START Given data

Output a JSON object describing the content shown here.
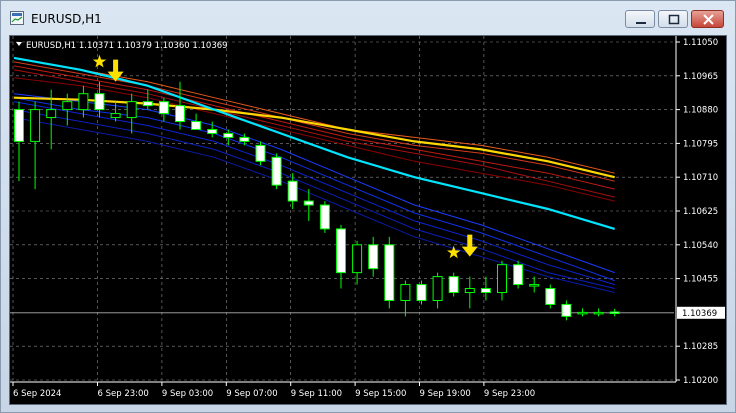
{
  "window": {
    "title": "EURUSD,H1"
  },
  "header": {
    "text": "EURUSD,H1  1.10371 1.10379 1.10360 1.10369"
  },
  "price_axis": {
    "labels": [
      "1.11050",
      "1.10965",
      "1.10880",
      "1.10795",
      "1.10710",
      "1.10625",
      "1.10540",
      "1.10455",
      "1.10285",
      "1.10200"
    ],
    "current_price": "1.10369"
  },
  "time_axis": {
    "labels": [
      "6 Sep 2024",
      "6 Sep 23:00",
      "9 Sep 03:00",
      "9 Sep 07:00",
      "9 Sep 11:00",
      "9 Sep 15:00",
      "9 Sep 19:00",
      "9 Sep 23:00"
    ]
  },
  "colors": {
    "background": "#000000",
    "grid": "#8a8a8a",
    "candle_bull": "#000000",
    "candle_bear": "#ffffff",
    "candle_outline": "#00ff00",
    "ema_fast": "#0000ff",
    "ema_slow": "#ff0000",
    "yellow_line": "#ffd700",
    "cyan_line": "#00e5ff",
    "marker": "#ffe100"
  },
  "chart_data": {
    "type": "candlestick",
    "symbol": "EURUSD",
    "timeframe": "H1",
    "ylim": [
      1.102,
      1.1105
    ],
    "last_price": 1.10369,
    "candles": [
      {
        "o": 1.1088,
        "h": 1.109,
        "l": 1.107,
        "c": 1.108
      },
      {
        "o": 1.108,
        "h": 1.109,
        "l": 1.1068,
        "c": 1.1088
      },
      {
        "o": 1.1086,
        "h": 1.1093,
        "l": 1.1078,
        "c": 1.1088
      },
      {
        "o": 1.1088,
        "h": 1.1092,
        "l": 1.1084,
        "c": 1.109
      },
      {
        "o": 1.1088,
        "h": 1.1094,
        "l": 1.1086,
        "c": 1.1092
      },
      {
        "o": 1.1092,
        "h": 1.1095,
        "l": 1.1086,
        "c": 1.1088
      },
      {
        "o": 1.1086,
        "h": 1.109,
        "l": 1.1085,
        "c": 1.1087
      },
      {
        "o": 1.1086,
        "h": 1.1092,
        "l": 1.1082,
        "c": 1.109
      },
      {
        "o": 1.109,
        "h": 1.1093,
        "l": 1.1088,
        "c": 1.1089
      },
      {
        "o": 1.109,
        "h": 1.1091,
        "l": 1.1085,
        "c": 1.1087
      },
      {
        "o": 1.1089,
        "h": 1.1095,
        "l": 1.1083,
        "c": 1.1085
      },
      {
        "o": 1.1085,
        "h": 1.1087,
        "l": 1.1083,
        "c": 1.1083
      },
      {
        "o": 1.1083,
        "h": 1.1085,
        "l": 1.1081,
        "c": 1.1082
      },
      {
        "o": 1.1082,
        "h": 1.1083,
        "l": 1.1079,
        "c": 1.1081
      },
      {
        "o": 1.1081,
        "h": 1.1082,
        "l": 1.1079,
        "c": 1.108
      },
      {
        "o": 1.1079,
        "h": 1.108,
        "l": 1.1074,
        "c": 1.1075
      },
      {
        "o": 1.1076,
        "h": 1.1077,
        "l": 1.1068,
        "c": 1.1069
      },
      {
        "o": 1.107,
        "h": 1.1072,
        "l": 1.1063,
        "c": 1.1065
      },
      {
        "o": 1.1065,
        "h": 1.1068,
        "l": 1.106,
        "c": 1.1064
      },
      {
        "o": 1.1064,
        "h": 1.1065,
        "l": 1.1057,
        "c": 1.1058
      },
      {
        "o": 1.1058,
        "h": 1.1059,
        "l": 1.1043,
        "c": 1.1047
      },
      {
        "o": 1.1047,
        "h": 1.1055,
        "l": 1.1044,
        "c": 1.1054
      },
      {
        "o": 1.1054,
        "h": 1.1056,
        "l": 1.1046,
        "c": 1.1048
      },
      {
        "o": 1.1054,
        "h": 1.1056,
        "l": 1.1038,
        "c": 1.104
      },
      {
        "o": 1.104,
        "h": 1.1045,
        "l": 1.1036,
        "c": 1.1044
      },
      {
        "o": 1.1044,
        "h": 1.1045,
        "l": 1.1039,
        "c": 1.104
      },
      {
        "o": 1.104,
        "h": 1.1047,
        "l": 1.1038,
        "c": 1.1046
      },
      {
        "o": 1.1046,
        "h": 1.1047,
        "l": 1.1041,
        "c": 1.1042
      },
      {
        "o": 1.1042,
        "h": 1.1046,
        "l": 1.1038,
        "c": 1.1043
      },
      {
        "o": 1.1043,
        "h": 1.1046,
        "l": 1.104,
        "c": 1.1042
      },
      {
        "o": 1.1042,
        "h": 1.105,
        "l": 1.104,
        "c": 1.1049
      },
      {
        "o": 1.1049,
        "h": 1.105,
        "l": 1.1043,
        "c": 1.1044
      },
      {
        "o": 1.1044,
        "h": 1.1046,
        "l": 1.1042,
        "c": 1.1044
      },
      {
        "o": 1.1043,
        "h": 1.1044,
        "l": 1.1038,
        "c": 1.1039
      },
      {
        "o": 1.1039,
        "h": 1.104,
        "l": 1.1035,
        "c": 1.1036
      },
      {
        "o": 1.1037,
        "h": 1.1038,
        "l": 1.1036,
        "c": 1.1037
      },
      {
        "o": 1.1037,
        "h": 1.1038,
        "l": 1.1036,
        "c": 1.1037
      },
      {
        "o": 1.10371,
        "h": 1.10379,
        "l": 1.1036,
        "c": 1.10369
      }
    ],
    "moving_averages": {
      "fast_blue": [
        [
          1.1086,
          1.1083,
          1.108,
          1.1076,
          1.107,
          1.1063,
          1.1056,
          1.1051,
          1.1046,
          1.1042
        ],
        [
          1.1088,
          1.1085,
          1.1082,
          1.1078,
          1.1072,
          1.1065,
          1.1058,
          1.1053,
          1.1047,
          1.1043
        ],
        [
          1.109,
          1.1087,
          1.1084,
          1.108,
          1.1074,
          1.1067,
          1.106,
          1.1055,
          1.1049,
          1.1044
        ],
        [
          1.1091,
          1.1088,
          1.1086,
          1.1082,
          1.1076,
          1.1069,
          1.1062,
          1.1057,
          1.1051,
          1.1045
        ],
        [
          1.1092,
          1.109,
          1.1088,
          1.1084,
          1.1078,
          1.1071,
          1.1064,
          1.1059,
          1.1053,
          1.1047
        ]
      ],
      "slow_red": [
        [
          1.1096,
          1.1094,
          1.1091,
          1.1087,
          1.1083,
          1.1079,
          1.1075,
          1.1072,
          1.1069,
          1.1065
        ],
        [
          1.1098,
          1.1095,
          1.1092,
          1.1088,
          1.1084,
          1.108,
          1.1077,
          1.1074,
          1.107,
          1.1066
        ],
        [
          1.1099,
          1.1096,
          1.1093,
          1.1089,
          1.1085,
          1.1081,
          1.1078,
          1.1075,
          1.1072,
          1.1068
        ],
        [
          1.11,
          1.1097,
          1.1094,
          1.109,
          1.1086,
          1.1082,
          1.1079,
          1.1077,
          1.1074,
          1.107
        ],
        [
          1.1101,
          1.1098,
          1.1095,
          1.1091,
          1.1087,
          1.1083,
          1.1081,
          1.1079,
          1.1076,
          1.1072
        ]
      ],
      "yellow": [
        1.1091,
        1.10905,
        1.10895,
        1.1088,
        1.1086,
        1.1083,
        1.108,
        1.1078,
        1.1075,
        1.1071
      ],
      "cyan": [
        1.1101,
        1.1098,
        1.1094,
        1.1088,
        1.1082,
        1.1076,
        1.1071,
        1.1067,
        1.1063,
        1.1058
      ]
    },
    "markers": [
      {
        "type": "arrow-down",
        "candle": 6
      },
      {
        "type": "star",
        "candle": 5
      },
      {
        "type": "arrow-down",
        "candle": 28
      },
      {
        "type": "star",
        "candle": 27
      }
    ]
  }
}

END Given data

## Goal
Print all the records again exactly; do not include any picture.

## Task answer
Output a JSON object describing the content shown here.
{
  "window": {
    "title": "EURUSD,H1"
  },
  "header": {
    "text": "EURUSD,H1  1.10371 1.10379 1.10360 1.10369"
  },
  "price_axis": {
    "labels": [
      "1.11050",
      "1.10965",
      "1.10880",
      "1.10795",
      "1.10710",
      "1.10625",
      "1.10540",
      "1.10455",
      "1.10285",
      "1.10200"
    ],
    "current_price": "1.10369"
  },
  "time_axis": {
    "labels": [
      "6 Sep 2024",
      "6 Sep 23:00",
      "9 Sep 03:00",
      "9 Sep 07:00",
      "9 Sep 11:00",
      "9 Sep 15:00",
      "9 Sep 19:00",
      "9 Sep 23:00"
    ]
  },
  "colors": {
    "background": "#000000",
    "grid": "#8a8a8a",
    "candle_bull": "#000000",
    "candle_bear": "#ffffff",
    "candle_outline": "#00ff00",
    "ema_fast": "#0000ff",
    "ema_slow": "#ff0000",
    "yellow_line": "#ffd700",
    "cyan_line": "#00e5ff",
    "marker": "#ffe100"
  },
  "chart_data": {
    "type": "candlestick",
    "symbol": "EURUSD",
    "timeframe": "H1",
    "ylim": [
      1.102,
      1.1105
    ],
    "last_price": 1.10369,
    "candles": [
      {
        "o": 1.1088,
        "h": 1.109,
        "l": 1.107,
        "c": 1.108
      },
      {
        "o": 1.108,
        "h": 1.109,
        "l": 1.1068,
        "c": 1.1088
      },
      {
        "o": 1.1086,
        "h": 1.1093,
        "l": 1.1078,
        "c": 1.1088
      },
      {
        "o": 1.1088,
        "h": 1.1092,
        "l": 1.1084,
        "c": 1.109
      },
      {
        "o": 1.1088,
        "h": 1.1094,
        "l": 1.1086,
        "c": 1.1092
      },
      {
        "o": 1.1092,
        "h": 1.1095,
        "l": 1.1086,
        "c": 1.1088
      },
      {
        "o": 1.1086,
        "h": 1.109,
        "l": 1.1085,
        "c": 1.1087
      },
      {
        "o": 1.1086,
        "h": 1.1092,
        "l": 1.1082,
        "c": 1.109
      },
      {
        "o": 1.109,
        "h": 1.1093,
        "l": 1.1088,
        "c": 1.1089
      },
      {
        "o": 1.109,
        "h": 1.1091,
        "l": 1.1085,
        "c": 1.1087
      },
      {
        "o": 1.1089,
        "h": 1.1095,
        "l": 1.1083,
        "c": 1.1085
      },
      {
        "o": 1.1085,
        "h": 1.1087,
        "l": 1.1083,
        "c": 1.1083
      },
      {
        "o": 1.1083,
        "h": 1.1085,
        "l": 1.1081,
        "c": 1.1082
      },
      {
        "o": 1.1082,
        "h": 1.1083,
        "l": 1.1079,
        "c": 1.1081
      },
      {
        "o": 1.1081,
        "h": 1.1082,
        "l": 1.1079,
        "c": 1.108
      },
      {
        "o": 1.1079,
        "h": 1.108,
        "l": 1.1074,
        "c": 1.1075
      },
      {
        "o": 1.1076,
        "h": 1.1077,
        "l": 1.1068,
        "c": 1.1069
      },
      {
        "o": 1.107,
        "h": 1.1072,
        "l": 1.1063,
        "c": 1.1065
      },
      {
        "o": 1.1065,
        "h": 1.1068,
        "l": 1.106,
        "c": 1.1064
      },
      {
        "o": 1.1064,
        "h": 1.1065,
        "l": 1.1057,
        "c": 1.1058
      },
      {
        "o": 1.1058,
        "h": 1.1059,
        "l": 1.1043,
        "c": 1.1047
      },
      {
        "o": 1.1047,
        "h": 1.1055,
        "l": 1.1044,
        "c": 1.1054
      },
      {
        "o": 1.1054,
        "h": 1.1056,
        "l": 1.1046,
        "c": 1.1048
      },
      {
        "o": 1.1054,
        "h": 1.1056,
        "l": 1.1038,
        "c": 1.104
      },
      {
        "o": 1.104,
        "h": 1.1045,
        "l": 1.1036,
        "c": 1.1044
      },
      {
        "o": 1.1044,
        "h": 1.1045,
        "l": 1.1039,
        "c": 1.104
      },
      {
        "o": 1.104,
        "h": 1.1047,
        "l": 1.1038,
        "c": 1.1046
      },
      {
        "o": 1.1046,
        "h": 1.1047,
        "l": 1.1041,
        "c": 1.1042
      },
      {
        "o": 1.1042,
        "h": 1.1046,
        "l": 1.1038,
        "c": 1.1043
      },
      {
        "o": 1.1043,
        "h": 1.1046,
        "l": 1.104,
        "c": 1.1042
      },
      {
        "o": 1.1042,
        "h": 1.105,
        "l": 1.104,
        "c": 1.1049
      },
      {
        "o": 1.1049,
        "h": 1.105,
        "l": 1.1043,
        "c": 1.1044
      },
      {
        "o": 1.1044,
        "h": 1.1046,
        "l": 1.1042,
        "c": 1.1044
      },
      {
        "o": 1.1043,
        "h": 1.1044,
        "l": 1.1038,
        "c": 1.1039
      },
      {
        "o": 1.1039,
        "h": 1.104,
        "l": 1.1035,
        "c": 1.1036
      },
      {
        "o": 1.1037,
        "h": 1.1038,
        "l": 1.1036,
        "c": 1.1037
      },
      {
        "o": 1.1037,
        "h": 1.1038,
        "l": 1.1036,
        "c": 1.1037
      },
      {
        "o": 1.10371,
        "h": 1.10379,
        "l": 1.1036,
        "c": 1.10369
      }
    ],
    "moving_averages": {
      "fast_blue": [
        [
          1.1086,
          1.1083,
          1.108,
          1.1076,
          1.107,
          1.1063,
          1.1056,
          1.1051,
          1.1046,
          1.1042
        ],
        [
          1.1088,
          1.1085,
          1.1082,
          1.1078,
          1.1072,
          1.1065,
          1.1058,
          1.1053,
          1.1047,
          1.1043
        ],
        [
          1.109,
          1.1087,
          1.1084,
          1.108,
          1.1074,
          1.1067,
          1.106,
          1.1055,
          1.1049,
          1.1044
        ],
        [
          1.1091,
          1.1088,
          1.1086,
          1.1082,
          1.1076,
          1.1069,
          1.1062,
          1.1057,
          1.1051,
          1.1045
        ],
        [
          1.1092,
          1.109,
          1.1088,
          1.1084,
          1.1078,
          1.1071,
          1.1064,
          1.1059,
          1.1053,
          1.1047
        ]
      ],
      "slow_red": [
        [
          1.1096,
          1.1094,
          1.1091,
          1.1087,
          1.1083,
          1.1079,
          1.1075,
          1.1072,
          1.1069,
          1.1065
        ],
        [
          1.1098,
          1.1095,
          1.1092,
          1.1088,
          1.1084,
          1.108,
          1.1077,
          1.1074,
          1.107,
          1.1066
        ],
        [
          1.1099,
          1.1096,
          1.1093,
          1.1089,
          1.1085,
          1.1081,
          1.1078,
          1.1075,
          1.1072,
          1.1068
        ],
        [
          1.11,
          1.1097,
          1.1094,
          1.109,
          1.1086,
          1.1082,
          1.1079,
          1.1077,
          1.1074,
          1.107
        ],
        [
          1.1101,
          1.1098,
          1.1095,
          1.1091,
          1.1087,
          1.1083,
          1.1081,
          1.1079,
          1.1076,
          1.1072
        ]
      ],
      "yellow": [
        1.1091,
        1.10905,
        1.10895,
        1.1088,
        1.1086,
        1.1083,
        1.108,
        1.1078,
        1.1075,
        1.1071
      ],
      "cyan": [
        1.1101,
        1.1098,
        1.1094,
        1.1088,
        1.1082,
        1.1076,
        1.1071,
        1.1067,
        1.1063,
        1.1058
      ]
    },
    "markers": [
      {
        "type": "arrow-down",
        "candle": 6
      },
      {
        "type": "star",
        "candle": 5
      },
      {
        "type": "arrow-down",
        "candle": 28
      },
      {
        "type": "star",
        "candle": 27
      }
    ]
  }
}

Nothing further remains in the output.